Data listing:
>>>
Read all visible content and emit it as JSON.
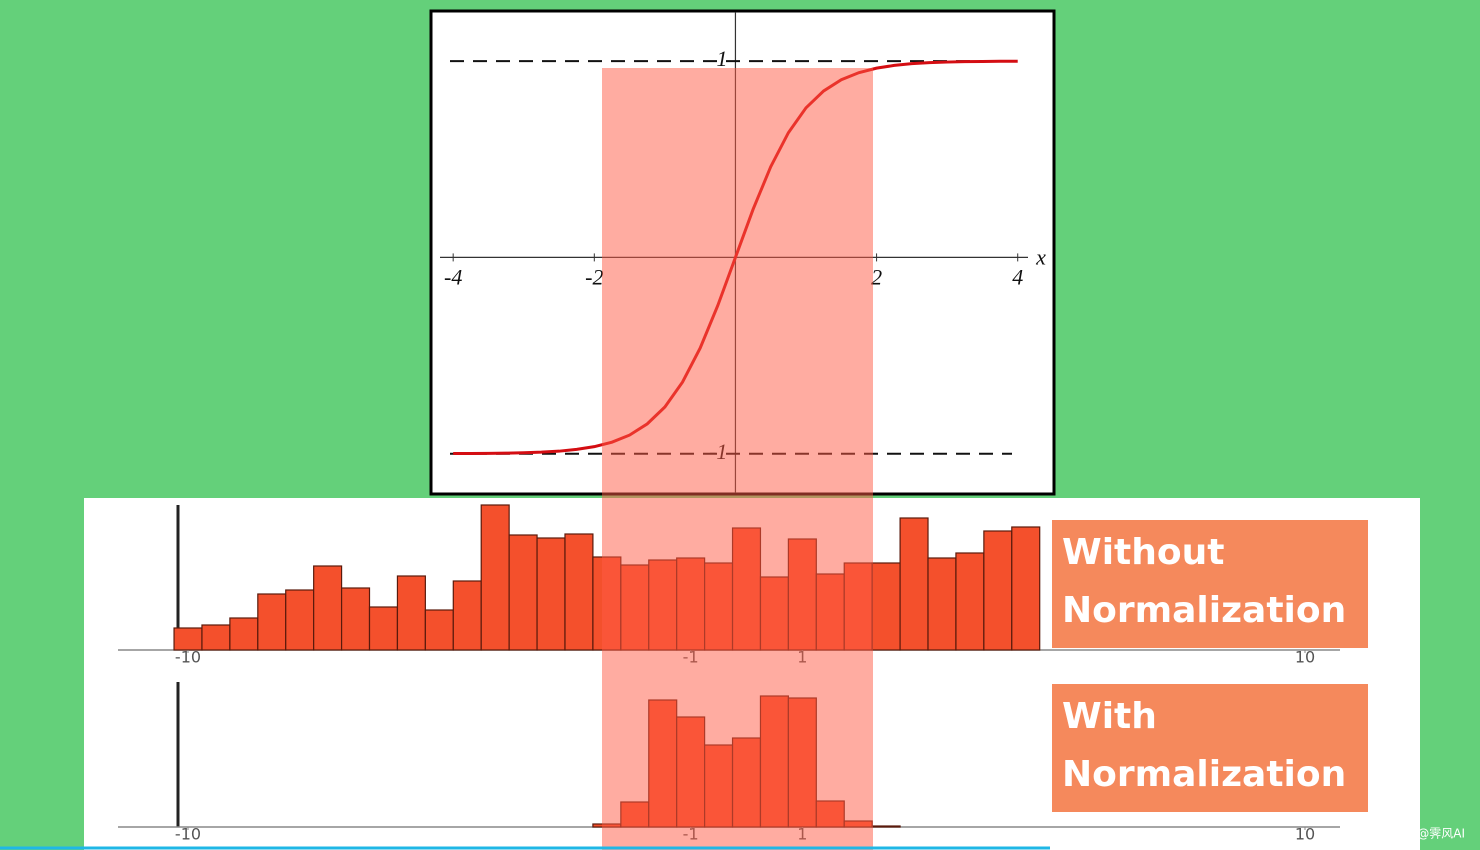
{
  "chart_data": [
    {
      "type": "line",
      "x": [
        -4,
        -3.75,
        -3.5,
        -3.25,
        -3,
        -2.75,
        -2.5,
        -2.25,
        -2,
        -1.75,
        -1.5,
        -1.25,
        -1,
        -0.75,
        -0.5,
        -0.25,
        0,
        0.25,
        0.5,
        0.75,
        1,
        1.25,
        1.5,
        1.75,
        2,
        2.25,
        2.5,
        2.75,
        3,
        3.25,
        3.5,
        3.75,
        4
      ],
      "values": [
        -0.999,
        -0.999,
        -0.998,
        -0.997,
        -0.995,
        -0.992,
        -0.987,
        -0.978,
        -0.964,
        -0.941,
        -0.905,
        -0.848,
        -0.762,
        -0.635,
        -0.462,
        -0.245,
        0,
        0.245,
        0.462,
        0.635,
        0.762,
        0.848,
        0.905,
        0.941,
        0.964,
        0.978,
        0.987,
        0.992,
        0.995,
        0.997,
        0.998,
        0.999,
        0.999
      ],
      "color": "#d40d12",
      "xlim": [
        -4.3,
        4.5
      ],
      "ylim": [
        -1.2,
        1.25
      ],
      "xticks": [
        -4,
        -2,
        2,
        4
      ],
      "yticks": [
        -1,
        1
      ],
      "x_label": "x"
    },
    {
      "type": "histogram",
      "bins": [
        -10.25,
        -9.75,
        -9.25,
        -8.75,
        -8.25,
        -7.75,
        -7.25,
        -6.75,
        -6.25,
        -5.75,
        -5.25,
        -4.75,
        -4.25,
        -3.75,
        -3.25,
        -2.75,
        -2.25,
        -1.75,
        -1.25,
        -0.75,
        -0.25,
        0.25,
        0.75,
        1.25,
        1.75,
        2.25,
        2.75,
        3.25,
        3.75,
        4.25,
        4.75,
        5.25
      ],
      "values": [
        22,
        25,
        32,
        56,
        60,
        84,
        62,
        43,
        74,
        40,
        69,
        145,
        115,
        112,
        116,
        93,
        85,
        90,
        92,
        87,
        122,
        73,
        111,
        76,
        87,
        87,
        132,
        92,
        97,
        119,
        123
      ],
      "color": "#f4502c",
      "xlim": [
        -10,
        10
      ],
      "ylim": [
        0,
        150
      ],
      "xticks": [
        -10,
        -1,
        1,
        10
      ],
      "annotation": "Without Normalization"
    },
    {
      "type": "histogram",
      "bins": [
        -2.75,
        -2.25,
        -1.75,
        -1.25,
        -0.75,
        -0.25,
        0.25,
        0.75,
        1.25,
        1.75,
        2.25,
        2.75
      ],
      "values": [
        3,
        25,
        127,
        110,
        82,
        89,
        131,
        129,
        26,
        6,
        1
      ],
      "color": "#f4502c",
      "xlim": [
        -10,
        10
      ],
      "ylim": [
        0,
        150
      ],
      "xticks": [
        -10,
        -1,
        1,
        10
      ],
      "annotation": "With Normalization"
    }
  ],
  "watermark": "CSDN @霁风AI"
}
<<<
>>>
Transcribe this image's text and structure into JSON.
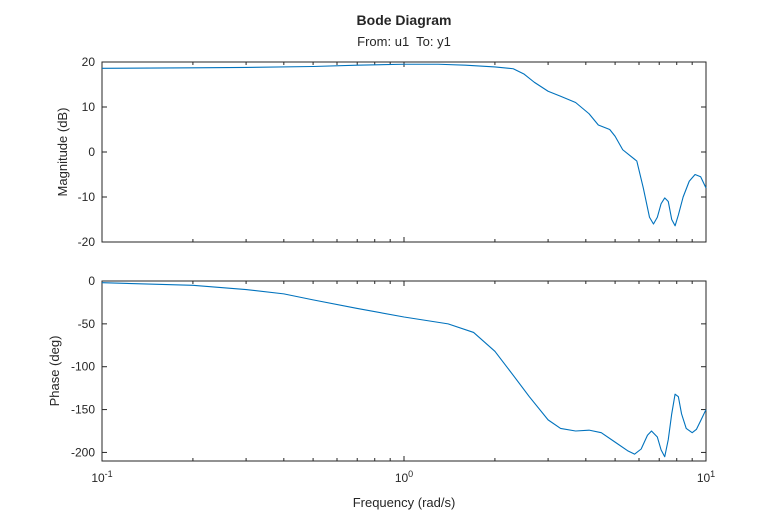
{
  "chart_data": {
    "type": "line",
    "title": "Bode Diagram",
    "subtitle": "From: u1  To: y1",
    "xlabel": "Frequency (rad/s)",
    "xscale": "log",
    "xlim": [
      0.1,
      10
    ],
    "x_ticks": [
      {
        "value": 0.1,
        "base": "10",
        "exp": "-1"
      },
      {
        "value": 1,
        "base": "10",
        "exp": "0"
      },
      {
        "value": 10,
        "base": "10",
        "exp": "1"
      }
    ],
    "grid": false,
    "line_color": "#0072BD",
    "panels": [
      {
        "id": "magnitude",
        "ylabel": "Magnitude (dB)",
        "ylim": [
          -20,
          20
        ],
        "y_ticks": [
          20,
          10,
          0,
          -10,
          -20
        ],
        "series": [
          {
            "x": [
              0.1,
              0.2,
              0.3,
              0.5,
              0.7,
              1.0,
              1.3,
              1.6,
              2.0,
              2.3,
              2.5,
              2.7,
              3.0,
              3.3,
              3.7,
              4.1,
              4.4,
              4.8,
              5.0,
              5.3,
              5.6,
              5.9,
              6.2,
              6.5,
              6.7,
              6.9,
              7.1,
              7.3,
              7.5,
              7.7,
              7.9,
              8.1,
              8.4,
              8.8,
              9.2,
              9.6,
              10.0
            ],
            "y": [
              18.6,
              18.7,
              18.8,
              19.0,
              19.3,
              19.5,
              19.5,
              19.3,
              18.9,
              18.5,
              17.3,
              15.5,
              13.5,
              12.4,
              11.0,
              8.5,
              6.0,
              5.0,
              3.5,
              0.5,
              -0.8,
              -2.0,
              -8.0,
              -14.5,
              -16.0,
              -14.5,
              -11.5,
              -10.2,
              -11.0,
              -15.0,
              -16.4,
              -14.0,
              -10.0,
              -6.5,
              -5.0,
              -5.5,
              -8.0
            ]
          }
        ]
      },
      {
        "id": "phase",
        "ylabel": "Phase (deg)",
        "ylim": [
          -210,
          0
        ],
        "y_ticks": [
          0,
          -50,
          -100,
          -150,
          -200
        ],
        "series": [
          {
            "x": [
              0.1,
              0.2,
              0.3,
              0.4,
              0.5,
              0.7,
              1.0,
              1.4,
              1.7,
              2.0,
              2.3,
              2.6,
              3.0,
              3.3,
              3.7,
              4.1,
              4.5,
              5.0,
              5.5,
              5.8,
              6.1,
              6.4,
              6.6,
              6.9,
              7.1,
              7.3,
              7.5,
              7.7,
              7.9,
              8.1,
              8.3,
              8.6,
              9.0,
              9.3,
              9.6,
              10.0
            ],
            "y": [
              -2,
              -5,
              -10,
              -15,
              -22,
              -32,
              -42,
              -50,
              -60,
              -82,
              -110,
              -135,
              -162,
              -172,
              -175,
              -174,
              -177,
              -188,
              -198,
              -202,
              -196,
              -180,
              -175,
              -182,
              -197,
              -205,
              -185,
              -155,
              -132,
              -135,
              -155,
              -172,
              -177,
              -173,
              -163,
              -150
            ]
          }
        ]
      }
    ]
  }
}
<<<
>>>
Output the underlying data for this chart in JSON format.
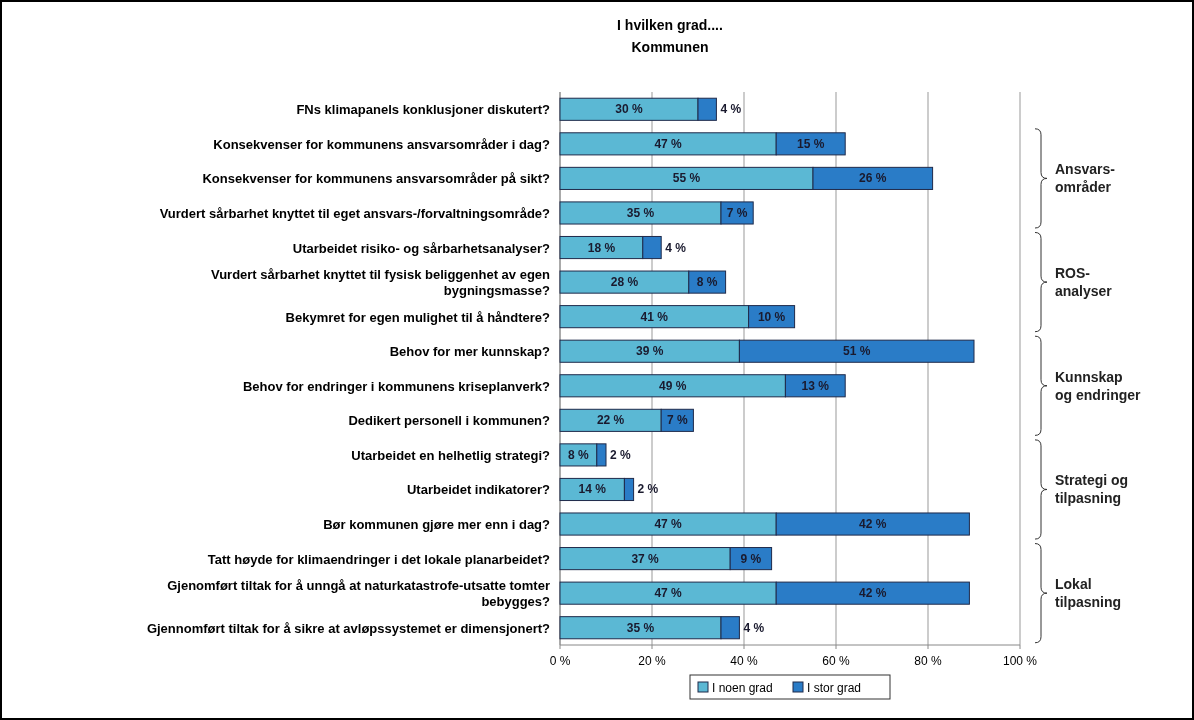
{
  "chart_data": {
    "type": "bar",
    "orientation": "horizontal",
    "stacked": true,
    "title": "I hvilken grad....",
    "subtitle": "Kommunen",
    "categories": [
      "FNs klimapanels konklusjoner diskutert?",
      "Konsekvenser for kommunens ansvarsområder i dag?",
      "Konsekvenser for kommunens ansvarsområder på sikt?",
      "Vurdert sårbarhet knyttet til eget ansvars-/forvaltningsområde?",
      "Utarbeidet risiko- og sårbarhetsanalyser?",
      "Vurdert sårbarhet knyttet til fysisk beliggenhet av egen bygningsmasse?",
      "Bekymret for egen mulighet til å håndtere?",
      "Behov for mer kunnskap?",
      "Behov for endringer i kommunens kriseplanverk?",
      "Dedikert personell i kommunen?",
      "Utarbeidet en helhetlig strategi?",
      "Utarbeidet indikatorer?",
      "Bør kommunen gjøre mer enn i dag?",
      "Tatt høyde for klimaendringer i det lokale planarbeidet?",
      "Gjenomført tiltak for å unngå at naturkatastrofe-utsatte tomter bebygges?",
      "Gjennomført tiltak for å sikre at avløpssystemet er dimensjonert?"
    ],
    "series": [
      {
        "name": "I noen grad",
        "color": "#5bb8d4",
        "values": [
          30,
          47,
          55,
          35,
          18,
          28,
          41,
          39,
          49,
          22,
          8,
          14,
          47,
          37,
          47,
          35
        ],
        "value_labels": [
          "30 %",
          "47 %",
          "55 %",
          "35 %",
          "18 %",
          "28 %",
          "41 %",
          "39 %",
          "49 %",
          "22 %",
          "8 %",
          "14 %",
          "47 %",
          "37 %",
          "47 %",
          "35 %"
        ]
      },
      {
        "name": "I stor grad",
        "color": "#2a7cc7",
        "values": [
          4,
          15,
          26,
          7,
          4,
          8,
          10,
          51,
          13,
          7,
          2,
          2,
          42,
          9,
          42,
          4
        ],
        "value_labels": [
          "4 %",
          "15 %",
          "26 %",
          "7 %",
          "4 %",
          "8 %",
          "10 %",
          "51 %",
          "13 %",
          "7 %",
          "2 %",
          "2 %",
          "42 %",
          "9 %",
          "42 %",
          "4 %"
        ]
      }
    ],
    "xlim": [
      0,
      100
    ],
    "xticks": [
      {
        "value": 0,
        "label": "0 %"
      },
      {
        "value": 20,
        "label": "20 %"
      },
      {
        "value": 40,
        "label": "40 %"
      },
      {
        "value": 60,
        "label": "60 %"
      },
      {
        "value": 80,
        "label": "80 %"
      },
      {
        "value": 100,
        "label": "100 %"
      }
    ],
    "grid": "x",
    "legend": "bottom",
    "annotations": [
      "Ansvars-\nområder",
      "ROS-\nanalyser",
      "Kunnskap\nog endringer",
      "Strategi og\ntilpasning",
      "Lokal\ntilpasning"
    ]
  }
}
<<<
◆ Written task ◆
Identify the lines in the entries above that contain "tiltak", then copy them out.

◆ Result of this exercise ◆
      "Gjenomført tiltak for å unngå at naturkatastrofe-utsatte tomter bebygges?",
      "Gjennomført tiltak for å sikre at avløpssystemet er dimensjonert?"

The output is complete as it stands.